THE INPUT:
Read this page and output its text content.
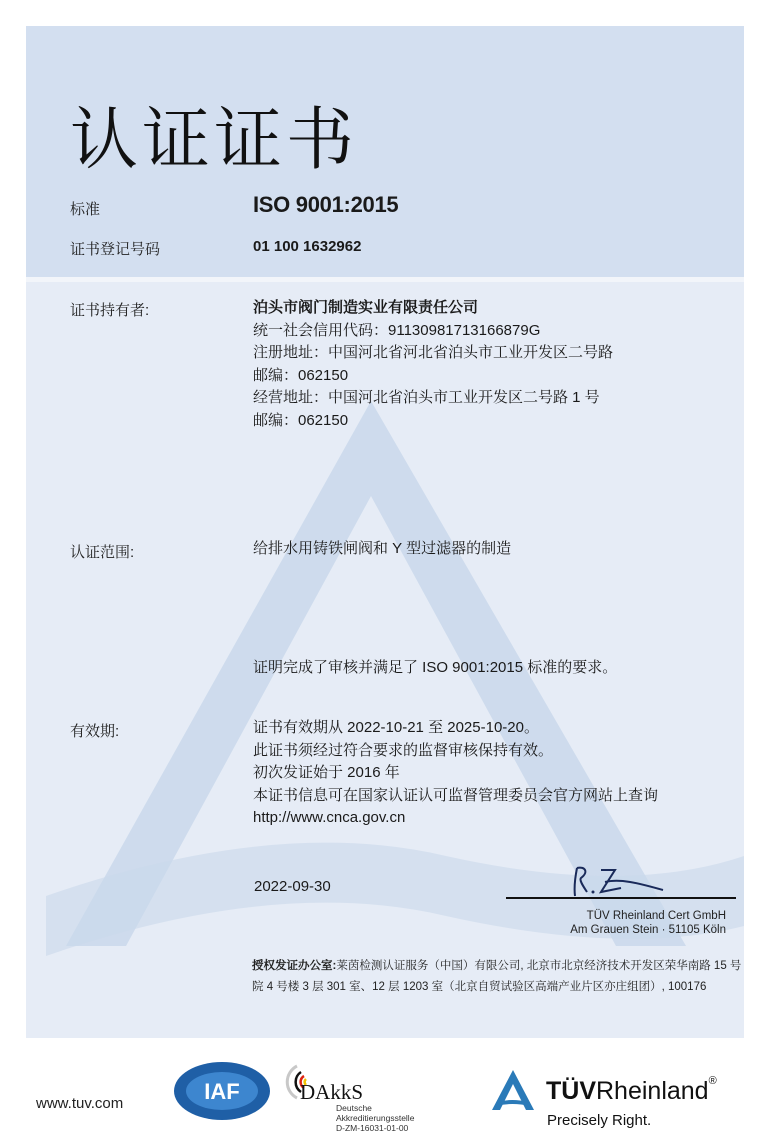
认证证书
标准	ISO 9001:2015
证书登记号码	01 100 1632962
证书持有者:	泊头市阀门制造实业有限责任公司
统一社会信用代码：91130981713166879G
注册地址：中国河北省河北省泊头市工业开发区二号路
邮编：062150
经营地址：中国河北省泊头市工业开发区二号路 1 号
邮编：062150
认证范围:	给排水用铸铁闸阀和 Y 型过滤器的制造
证明完成了审核并满足了 ISO 9001:2015 标准的要求。
有效期:	证书有效期从 2022-10-21 至 2025-10-20。
此证书须经过符合要求的监督审核保持有效。
初次发证始于 2016 年
本证书信息可在国家认证认可监督管理委员会官方网站上查询
http://www.cnca.gov.cn
2022-09-30
TÜV Rheinland Cert GmbH
Am Grauen Stein · 51105 Köln
授权发证办公室:莱茵检测认证服务（中国）有限公司, 北京市北京经济技术开发区荣华南路 15 号院 4 号楼 3 层 301 室、12 层 1203 室（北京自贸试验区高端产业片区亦庄组团）, 100176
www.tuv.com	IAF	DAkkS
Deutsche
Akkreditierungsstelle
D-ZM-16031-01-00
TÜVRheinland®
Precisely Right.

DIRECTIVE: Print each entry shown above with exact wording and no pictures.

SOLUTION:
Read this page and output its text content.
认证证书
标准	ISO 9001:2015
证书登记号码	01 100 1632962
证书持有者:	泊头市阀门制造实业有限责任公司
统一社会信用代码：91130981713166879G
注册地址：中国河北省河北省泊头市工业开发区二号路
邮编：062150
经营地址：中国河北省泊头市工业开发区二号路 1 号
邮编：062150
认证范围:	给排水用铸铁闸阀和 Y 型过滤器的制造
证明完成了审核并满足了 ISO 9001:2015 标准的要求。
有效期:	证书有效期从 2022-10-21 至 2025-10-20。
此证书须经过符合要求的监督审核保持有效。
初次发证始于 2016 年
本证书信息可在国家认证认可监督管理委员会官方网站上查询
http://www.cnca.gov.cn
2022-09-30
TÜV Rheinland Cert GmbH
Am Grauen Stein · 51105 Köln
授权发证办公室:莱茵检测认证服务（中国）有限公司, 北京市北京经济技术开发区荣华南路 15 号院 4 号楼 3 层 301 室、12 层 1203 室（北京自贸试验区高端产业片区亦庄组团）, 100176
www.tuv.com	IAF	DAkkS
Deutsche
Akkreditierungsstelle
D-ZM-16031-01-00
TÜVRheinland®
Precisely Right.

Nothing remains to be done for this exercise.